* _Dataset entries on figures_:
** Begin **

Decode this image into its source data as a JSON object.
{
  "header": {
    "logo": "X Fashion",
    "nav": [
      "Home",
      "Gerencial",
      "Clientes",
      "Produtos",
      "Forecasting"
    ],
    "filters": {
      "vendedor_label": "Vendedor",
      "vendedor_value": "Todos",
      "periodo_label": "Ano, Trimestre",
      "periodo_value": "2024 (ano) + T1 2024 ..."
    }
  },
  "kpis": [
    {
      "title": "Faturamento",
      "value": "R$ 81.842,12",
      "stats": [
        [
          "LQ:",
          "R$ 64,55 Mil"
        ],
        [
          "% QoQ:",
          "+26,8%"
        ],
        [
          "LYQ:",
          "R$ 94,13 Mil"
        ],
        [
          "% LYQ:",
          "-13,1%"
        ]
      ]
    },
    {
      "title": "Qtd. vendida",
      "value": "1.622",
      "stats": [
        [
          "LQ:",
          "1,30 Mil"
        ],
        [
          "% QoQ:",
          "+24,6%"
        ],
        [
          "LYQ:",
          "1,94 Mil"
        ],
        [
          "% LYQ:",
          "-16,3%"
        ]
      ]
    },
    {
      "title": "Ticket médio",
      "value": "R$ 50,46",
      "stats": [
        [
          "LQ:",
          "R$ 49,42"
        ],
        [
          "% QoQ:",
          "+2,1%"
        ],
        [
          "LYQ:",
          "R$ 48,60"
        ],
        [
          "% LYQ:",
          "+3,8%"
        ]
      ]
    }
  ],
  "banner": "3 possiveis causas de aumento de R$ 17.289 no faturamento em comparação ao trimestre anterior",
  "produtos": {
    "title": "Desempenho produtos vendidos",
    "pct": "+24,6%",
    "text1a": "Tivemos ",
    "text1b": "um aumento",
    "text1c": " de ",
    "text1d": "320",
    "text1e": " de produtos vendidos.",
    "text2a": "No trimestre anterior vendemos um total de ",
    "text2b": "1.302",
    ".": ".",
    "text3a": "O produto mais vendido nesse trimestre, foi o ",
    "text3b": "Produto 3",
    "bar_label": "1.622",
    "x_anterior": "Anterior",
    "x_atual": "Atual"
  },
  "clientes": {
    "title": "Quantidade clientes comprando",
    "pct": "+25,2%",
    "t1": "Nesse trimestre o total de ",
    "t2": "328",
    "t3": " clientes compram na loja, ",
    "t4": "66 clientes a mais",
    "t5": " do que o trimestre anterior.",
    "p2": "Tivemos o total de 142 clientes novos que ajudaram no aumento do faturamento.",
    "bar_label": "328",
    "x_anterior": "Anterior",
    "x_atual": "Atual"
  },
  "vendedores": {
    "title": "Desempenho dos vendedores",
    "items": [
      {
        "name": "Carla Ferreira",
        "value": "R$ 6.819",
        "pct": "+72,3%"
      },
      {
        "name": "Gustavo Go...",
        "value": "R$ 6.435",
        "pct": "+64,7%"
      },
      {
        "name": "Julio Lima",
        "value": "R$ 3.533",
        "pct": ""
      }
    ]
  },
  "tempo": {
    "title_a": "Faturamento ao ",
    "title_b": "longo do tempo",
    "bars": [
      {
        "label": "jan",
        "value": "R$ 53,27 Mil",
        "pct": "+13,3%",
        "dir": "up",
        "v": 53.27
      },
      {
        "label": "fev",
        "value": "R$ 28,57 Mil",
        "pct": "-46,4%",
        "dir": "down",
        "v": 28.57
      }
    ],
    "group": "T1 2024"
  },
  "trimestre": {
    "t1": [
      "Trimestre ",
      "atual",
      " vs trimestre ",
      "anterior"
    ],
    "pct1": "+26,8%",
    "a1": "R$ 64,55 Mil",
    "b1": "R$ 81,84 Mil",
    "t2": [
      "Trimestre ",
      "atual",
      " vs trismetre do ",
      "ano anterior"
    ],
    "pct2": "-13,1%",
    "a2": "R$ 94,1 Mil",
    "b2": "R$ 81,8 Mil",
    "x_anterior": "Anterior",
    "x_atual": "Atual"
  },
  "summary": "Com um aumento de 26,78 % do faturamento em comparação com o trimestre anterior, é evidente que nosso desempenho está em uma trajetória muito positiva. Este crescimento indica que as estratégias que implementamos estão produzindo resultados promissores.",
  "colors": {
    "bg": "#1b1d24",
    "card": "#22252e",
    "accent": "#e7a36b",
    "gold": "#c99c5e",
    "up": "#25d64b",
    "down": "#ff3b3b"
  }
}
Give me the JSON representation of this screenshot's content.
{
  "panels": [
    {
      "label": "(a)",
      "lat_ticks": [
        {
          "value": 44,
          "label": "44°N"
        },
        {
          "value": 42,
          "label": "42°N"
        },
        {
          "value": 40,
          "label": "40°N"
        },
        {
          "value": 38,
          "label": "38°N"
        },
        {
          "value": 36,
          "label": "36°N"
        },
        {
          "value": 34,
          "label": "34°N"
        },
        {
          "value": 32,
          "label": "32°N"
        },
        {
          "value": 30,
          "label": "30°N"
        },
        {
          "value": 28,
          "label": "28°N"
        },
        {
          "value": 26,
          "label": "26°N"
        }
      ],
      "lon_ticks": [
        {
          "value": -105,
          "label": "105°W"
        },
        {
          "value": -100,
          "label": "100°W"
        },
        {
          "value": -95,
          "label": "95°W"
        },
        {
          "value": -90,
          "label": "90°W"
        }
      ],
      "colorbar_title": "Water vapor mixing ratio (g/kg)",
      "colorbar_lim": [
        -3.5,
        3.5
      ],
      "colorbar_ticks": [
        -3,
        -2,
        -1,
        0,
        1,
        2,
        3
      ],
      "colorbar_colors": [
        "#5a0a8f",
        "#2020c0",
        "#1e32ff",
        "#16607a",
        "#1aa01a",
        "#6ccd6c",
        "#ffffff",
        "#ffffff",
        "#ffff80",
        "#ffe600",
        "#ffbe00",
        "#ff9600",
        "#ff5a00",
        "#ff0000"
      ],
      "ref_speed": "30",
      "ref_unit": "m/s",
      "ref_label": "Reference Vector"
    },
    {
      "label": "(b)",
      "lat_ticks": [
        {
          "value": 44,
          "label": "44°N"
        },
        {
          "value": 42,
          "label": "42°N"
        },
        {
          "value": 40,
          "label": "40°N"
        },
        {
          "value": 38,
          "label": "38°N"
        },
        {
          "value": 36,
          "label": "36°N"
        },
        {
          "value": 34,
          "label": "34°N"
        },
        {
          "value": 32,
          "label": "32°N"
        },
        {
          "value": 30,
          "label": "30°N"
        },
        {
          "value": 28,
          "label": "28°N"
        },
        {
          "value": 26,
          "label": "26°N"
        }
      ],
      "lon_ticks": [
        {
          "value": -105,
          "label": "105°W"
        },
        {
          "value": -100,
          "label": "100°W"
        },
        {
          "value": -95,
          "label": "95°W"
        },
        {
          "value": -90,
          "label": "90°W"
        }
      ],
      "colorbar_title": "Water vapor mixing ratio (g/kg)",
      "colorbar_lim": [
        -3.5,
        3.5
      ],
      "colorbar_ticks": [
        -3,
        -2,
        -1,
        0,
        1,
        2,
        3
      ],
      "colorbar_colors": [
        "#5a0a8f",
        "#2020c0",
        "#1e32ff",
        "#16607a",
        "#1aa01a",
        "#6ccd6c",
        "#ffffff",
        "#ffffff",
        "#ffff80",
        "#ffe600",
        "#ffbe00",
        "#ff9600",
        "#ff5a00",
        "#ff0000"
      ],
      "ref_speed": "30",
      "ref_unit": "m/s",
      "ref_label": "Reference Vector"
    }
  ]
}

** End **

* _SET TASK_: Return all lines containing the word "aumento".

* _SOLVED PROBLEM_:
  "banner": "3 possiveis causas de aumento de R$ 17.289 no faturamento em comparação ao trimestre anterior",
    "text1b": "um aumento",
    "p2": "Tivemos o total de 142 clientes novos que ajudaram no aumento do faturamento.",
  "summary": "Com um aumento de 26,78 % do faturamento em comparação com o trimestre anterior, é evidente que nosso desempenho está em uma trajetória muito positiva. Este crescimento indica que as estratégias que implementamos estão produzindo resultados promissores.",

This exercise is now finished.